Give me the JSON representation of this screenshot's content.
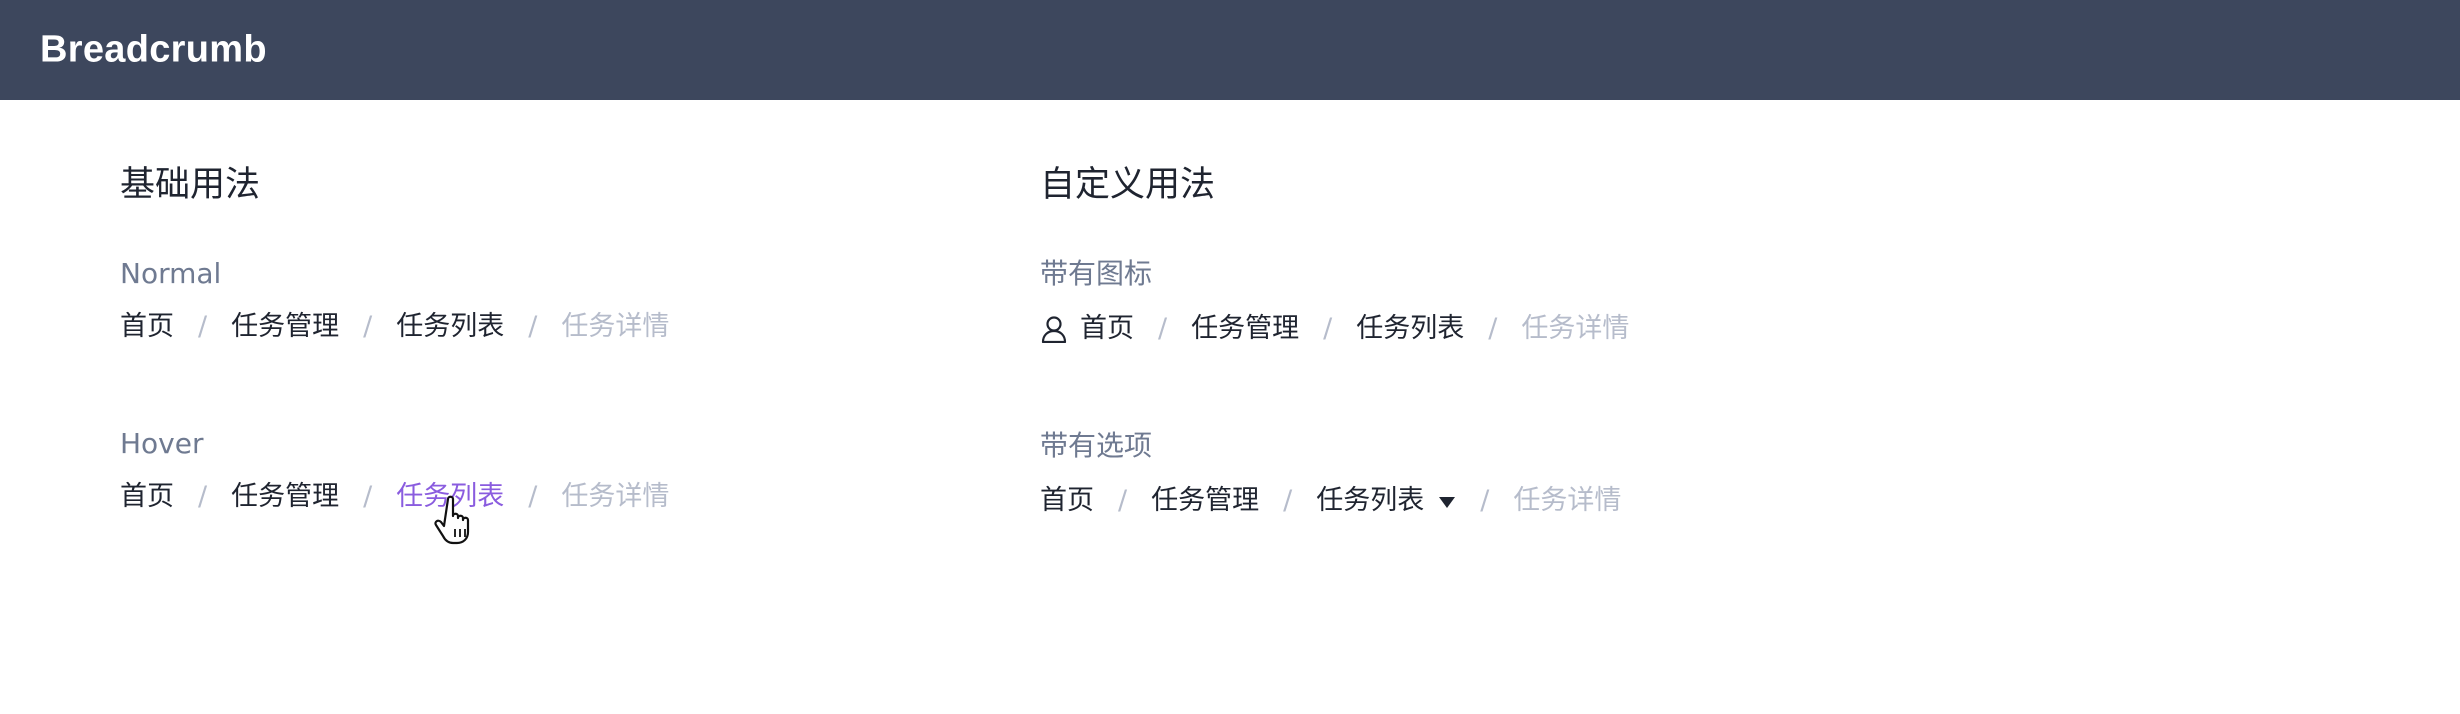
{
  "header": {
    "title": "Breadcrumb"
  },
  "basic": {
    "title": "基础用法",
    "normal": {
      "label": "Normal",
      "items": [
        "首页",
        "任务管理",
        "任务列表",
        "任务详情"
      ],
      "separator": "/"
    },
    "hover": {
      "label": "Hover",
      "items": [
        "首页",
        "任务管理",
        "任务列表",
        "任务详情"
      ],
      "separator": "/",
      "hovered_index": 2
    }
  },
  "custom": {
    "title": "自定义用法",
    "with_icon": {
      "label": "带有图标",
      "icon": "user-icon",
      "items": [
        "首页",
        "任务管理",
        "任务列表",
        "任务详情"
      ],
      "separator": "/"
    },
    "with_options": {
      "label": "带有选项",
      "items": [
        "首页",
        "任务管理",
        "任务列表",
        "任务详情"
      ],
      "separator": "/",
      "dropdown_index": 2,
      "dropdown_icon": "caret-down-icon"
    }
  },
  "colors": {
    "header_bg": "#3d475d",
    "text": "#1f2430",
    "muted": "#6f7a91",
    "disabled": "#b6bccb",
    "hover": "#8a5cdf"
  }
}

::::

- _What needs to be done_:
Set down the material exactly, every line of it, except for the pictures.

- _Exercise answer_:
Give me the JSON representation of this screenshot's content.
{
  "header": {
    "title": "Breadcrumb"
  },
  "basic": {
    "title": "基础用法",
    "normal": {
      "label": "Normal",
      "items": [
        "首页",
        "任务管理",
        "任务列表",
        "任务详情"
      ],
      "separator": "/"
    },
    "hover": {
      "label": "Hover",
      "items": [
        "首页",
        "任务管理",
        "任务列表",
        "任务详情"
      ],
      "separator": "/",
      "hovered_index": 2
    }
  },
  "custom": {
    "title": "自定义用法",
    "with_icon": {
      "label": "带有图标",
      "icon": "user-icon",
      "items": [
        "首页",
        "任务管理",
        "任务列表",
        "任务详情"
      ],
      "separator": "/"
    },
    "with_options": {
      "label": "带有选项",
      "items": [
        "首页",
        "任务管理",
        "任务列表",
        "任务详情"
      ],
      "separator": "/",
      "dropdown_index": 2,
      "dropdown_icon": "caret-down-icon"
    }
  },
  "colors": {
    "header_bg": "#3d475d",
    "text": "#1f2430",
    "muted": "#6f7a91",
    "disabled": "#b6bccb",
    "hover": "#8a5cdf"
  }
}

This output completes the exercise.